### Task requirements
Output the entries verbatim, including every line.

***** Data entries

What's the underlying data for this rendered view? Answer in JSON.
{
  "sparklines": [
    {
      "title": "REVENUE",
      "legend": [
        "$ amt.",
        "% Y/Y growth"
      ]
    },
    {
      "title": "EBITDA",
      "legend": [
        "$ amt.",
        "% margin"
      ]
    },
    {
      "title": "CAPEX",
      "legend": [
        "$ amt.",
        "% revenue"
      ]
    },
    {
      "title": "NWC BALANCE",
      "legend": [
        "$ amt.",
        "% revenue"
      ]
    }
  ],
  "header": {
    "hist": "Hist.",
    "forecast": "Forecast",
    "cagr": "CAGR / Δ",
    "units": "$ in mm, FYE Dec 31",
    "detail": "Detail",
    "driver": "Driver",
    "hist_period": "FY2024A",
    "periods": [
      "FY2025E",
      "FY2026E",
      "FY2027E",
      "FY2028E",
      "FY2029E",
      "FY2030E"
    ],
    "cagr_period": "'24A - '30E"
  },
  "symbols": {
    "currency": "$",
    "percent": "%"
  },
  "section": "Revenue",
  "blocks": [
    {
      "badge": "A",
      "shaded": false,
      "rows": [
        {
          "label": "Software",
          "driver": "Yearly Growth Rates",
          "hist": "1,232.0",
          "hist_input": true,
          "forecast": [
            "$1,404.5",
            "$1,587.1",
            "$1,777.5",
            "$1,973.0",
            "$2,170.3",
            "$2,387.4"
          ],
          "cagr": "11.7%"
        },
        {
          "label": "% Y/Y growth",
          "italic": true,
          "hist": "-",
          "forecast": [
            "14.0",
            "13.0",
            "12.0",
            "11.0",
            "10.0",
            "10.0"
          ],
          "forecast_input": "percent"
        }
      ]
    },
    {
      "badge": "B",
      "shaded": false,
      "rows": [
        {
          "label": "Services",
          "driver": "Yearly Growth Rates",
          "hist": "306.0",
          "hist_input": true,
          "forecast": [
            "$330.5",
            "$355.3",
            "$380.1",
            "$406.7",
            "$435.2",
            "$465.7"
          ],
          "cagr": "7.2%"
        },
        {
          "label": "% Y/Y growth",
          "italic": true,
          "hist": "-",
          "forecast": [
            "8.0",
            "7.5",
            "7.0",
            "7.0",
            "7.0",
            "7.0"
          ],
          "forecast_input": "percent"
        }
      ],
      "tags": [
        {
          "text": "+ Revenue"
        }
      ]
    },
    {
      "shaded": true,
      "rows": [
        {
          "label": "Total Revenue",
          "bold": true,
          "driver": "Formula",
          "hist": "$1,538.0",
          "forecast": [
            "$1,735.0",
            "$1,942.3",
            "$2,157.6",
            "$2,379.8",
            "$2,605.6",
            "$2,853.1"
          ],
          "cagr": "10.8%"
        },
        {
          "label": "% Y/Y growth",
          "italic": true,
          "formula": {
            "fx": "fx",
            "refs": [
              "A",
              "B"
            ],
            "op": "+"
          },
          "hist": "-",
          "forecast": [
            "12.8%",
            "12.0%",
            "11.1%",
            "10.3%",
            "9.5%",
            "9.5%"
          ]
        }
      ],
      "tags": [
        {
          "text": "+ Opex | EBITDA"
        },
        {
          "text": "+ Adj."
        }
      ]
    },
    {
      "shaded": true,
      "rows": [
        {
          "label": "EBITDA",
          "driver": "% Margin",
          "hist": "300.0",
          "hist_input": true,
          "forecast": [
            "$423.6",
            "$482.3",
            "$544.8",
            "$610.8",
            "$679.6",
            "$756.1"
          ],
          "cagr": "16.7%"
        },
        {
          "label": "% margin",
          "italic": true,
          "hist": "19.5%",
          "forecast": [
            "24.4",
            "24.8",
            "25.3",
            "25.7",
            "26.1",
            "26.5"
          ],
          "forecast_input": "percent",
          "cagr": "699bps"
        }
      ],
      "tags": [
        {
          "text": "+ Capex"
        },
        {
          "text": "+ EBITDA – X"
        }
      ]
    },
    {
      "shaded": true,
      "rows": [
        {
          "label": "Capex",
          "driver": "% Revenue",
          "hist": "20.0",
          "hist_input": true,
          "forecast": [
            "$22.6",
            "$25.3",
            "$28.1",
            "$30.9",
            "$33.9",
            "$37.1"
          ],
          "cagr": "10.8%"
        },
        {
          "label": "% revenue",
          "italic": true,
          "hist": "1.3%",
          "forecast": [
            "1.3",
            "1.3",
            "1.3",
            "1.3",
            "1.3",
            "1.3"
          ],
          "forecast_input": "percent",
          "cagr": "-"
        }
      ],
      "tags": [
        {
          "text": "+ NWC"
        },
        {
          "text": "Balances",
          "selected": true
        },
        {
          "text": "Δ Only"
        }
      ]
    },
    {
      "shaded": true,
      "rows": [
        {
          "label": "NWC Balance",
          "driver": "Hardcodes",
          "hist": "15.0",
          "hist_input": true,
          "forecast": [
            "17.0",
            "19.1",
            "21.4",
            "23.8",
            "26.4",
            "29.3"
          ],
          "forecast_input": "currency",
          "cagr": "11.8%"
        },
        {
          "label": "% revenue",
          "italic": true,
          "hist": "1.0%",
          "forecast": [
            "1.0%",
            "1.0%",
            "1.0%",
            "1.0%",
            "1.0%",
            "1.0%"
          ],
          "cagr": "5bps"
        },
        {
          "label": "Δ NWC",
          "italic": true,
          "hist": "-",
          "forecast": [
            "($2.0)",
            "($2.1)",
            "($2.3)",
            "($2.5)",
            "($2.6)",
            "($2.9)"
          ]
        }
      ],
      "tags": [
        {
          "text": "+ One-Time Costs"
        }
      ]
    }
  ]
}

**********

### The solution
What's the underlying data for this rendered view? Answer in JSON.
{
  "sparklines": [
    {
      "title": "REVENUE",
      "legend": [
        "$ amt.",
        "% Y/Y growth"
      ]
    },
    {
      "title": "EBITDA",
      "legend": [
        "$ amt.",
        "% margin"
      ]
    },
    {
      "title": "CAPEX",
      "legend": [
        "$ amt.",
        "% revenue"
      ]
    },
    {
      "title": "NWC BALANCE",
      "legend": [
        "$ amt.",
        "% revenue"
      ]
    }
  ],
  "header": {
    "hist": "Hist.",
    "forecast": "Forecast",
    "cagr": "CAGR / Δ",
    "units": "$ in mm, FYE Dec 31",
    "detail": "Detail",
    "driver": "Driver",
    "hist_period": "FY2024A",
    "periods": [
      "FY2025E",
      "FY2026E",
      "FY2027E",
      "FY2028E",
      "FY2029E",
      "FY2030E"
    ],
    "cagr_period": "'24A - '30E"
  },
  "symbols": {
    "currency": "$",
    "percent": "%"
  },
  "section": "Revenue",
  "blocks": [
    {
      "badge": "A",
      "shaded": false,
      "rows": [
        {
          "label": "Software",
          "driver": "Yearly Growth Rates",
          "hist": "1,232.0",
          "hist_input": true,
          "forecast": [
            "$1,404.5",
            "$1,587.1",
            "$1,777.5",
            "$1,973.0",
            "$2,170.3",
            "$2,387.4"
          ],
          "cagr": "11.7%"
        },
        {
          "label": "% Y/Y growth",
          "italic": true,
          "hist": "-",
          "forecast": [
            "14.0",
            "13.0",
            "12.0",
            "11.0",
            "10.0",
            "10.0"
          ],
          "forecast_input": "percent"
        }
      ]
    },
    {
      "badge": "B",
      "shaded": false,
      "rows": [
        {
          "label": "Services",
          "driver": "Yearly Growth Rates",
          "hist": "306.0",
          "hist_input": true,
          "forecast": [
            "$330.5",
            "$355.3",
            "$380.1",
            "$406.7",
            "$435.2",
            "$465.7"
          ],
          "cagr": "7.2%"
        },
        {
          "label": "% Y/Y growth",
          "italic": true,
          "hist": "-",
          "forecast": [
            "8.0",
            "7.5",
            "7.0",
            "7.0",
            "7.0",
            "7.0"
          ],
          "forecast_input": "percent"
        }
      ],
      "tags": [
        {
          "text": "+ Revenue"
        }
      ]
    },
    {
      "shaded": true,
      "rows": [
        {
          "label": "Total Revenue",
          "bold": true,
          "driver": "Formula",
          "hist": "$1,538.0",
          "forecast": [
            "$1,735.0",
            "$1,942.3",
            "$2,157.6",
            "$2,379.8",
            "$2,605.6",
            "$2,853.1"
          ],
          "cagr": "10.8%"
        },
        {
          "label": "% Y/Y growth",
          "italic": true,
          "formula": {
            "fx": "fx",
            "refs": [
              "A",
              "B"
            ],
            "op": "+"
          },
          "hist": "-",
          "forecast": [
            "12.8%",
            "12.0%",
            "11.1%",
            "10.3%",
            "9.5%",
            "9.5%"
          ]
        }
      ],
      "tags": [
        {
          "text": "+ Opex | EBITDA"
        },
        {
          "text": "+ Adj."
        }
      ]
    },
    {
      "shaded": true,
      "rows": [
        {
          "label": "EBITDA",
          "driver": "% Margin",
          "hist": "300.0",
          "hist_input": true,
          "forecast": [
            "$423.6",
            "$482.3",
            "$544.8",
            "$610.8",
            "$679.6",
            "$756.1"
          ],
          "cagr": "16.7%"
        },
        {
          "label": "% margin",
          "italic": true,
          "hist": "19.5%",
          "forecast": [
            "24.4",
            "24.8",
            "25.3",
            "25.7",
            "26.1",
            "26.5"
          ],
          "forecast_input": "percent",
          "cagr": "699bps"
        }
      ],
      "tags": [
        {
          "text": "+ Capex"
        },
        {
          "text": "+ EBITDA – X"
        }
      ]
    },
    {
      "shaded": true,
      "rows": [
        {
          "label": "Capex",
          "driver": "% Revenue",
          "hist": "20.0",
          "hist_input": true,
          "forecast": [
            "$22.6",
            "$25.3",
            "$28.1",
            "$30.9",
            "$33.9",
            "$37.1"
          ],
          "cagr": "10.8%"
        },
        {
          "label": "% revenue",
          "italic": true,
          "hist": "1.3%",
          "forecast": [
            "1.3",
            "1.3",
            "1.3",
            "1.3",
            "1.3",
            "1.3"
          ],
          "forecast_input": "percent",
          "cagr": "-"
        }
      ],
      "tags": [
        {
          "text": "+ NWC"
        },
        {
          "text": "Balances",
          "selected": true
        },
        {
          "text": "Δ Only"
        }
      ]
    },
    {
      "shaded": true,
      "rows": [
        {
          "label": "NWC Balance",
          "driver": "Hardcodes",
          "hist": "15.0",
          "hist_input": true,
          "forecast": [
            "17.0",
            "19.1",
            "21.4",
            "23.8",
            "26.4",
            "29.3"
          ],
          "forecast_input": "currency",
          "cagr": "11.8%"
        },
        {
          "label": "% revenue",
          "italic": true,
          "hist": "1.0%",
          "forecast": [
            "1.0%",
            "1.0%",
            "1.0%",
            "1.0%",
            "1.0%",
            "1.0%"
          ],
          "cagr": "5bps"
        },
        {
          "label": "Δ NWC",
          "italic": true,
          "hist": "-",
          "forecast": [
            "($2.0)",
            "($2.1)",
            "($2.3)",
            "($2.5)",
            "($2.6)",
            "($2.9)"
          ]
        }
      ],
      "tags": [
        {
          "text": "+ One-Time Costs"
        }
      ]
    }
  ]
}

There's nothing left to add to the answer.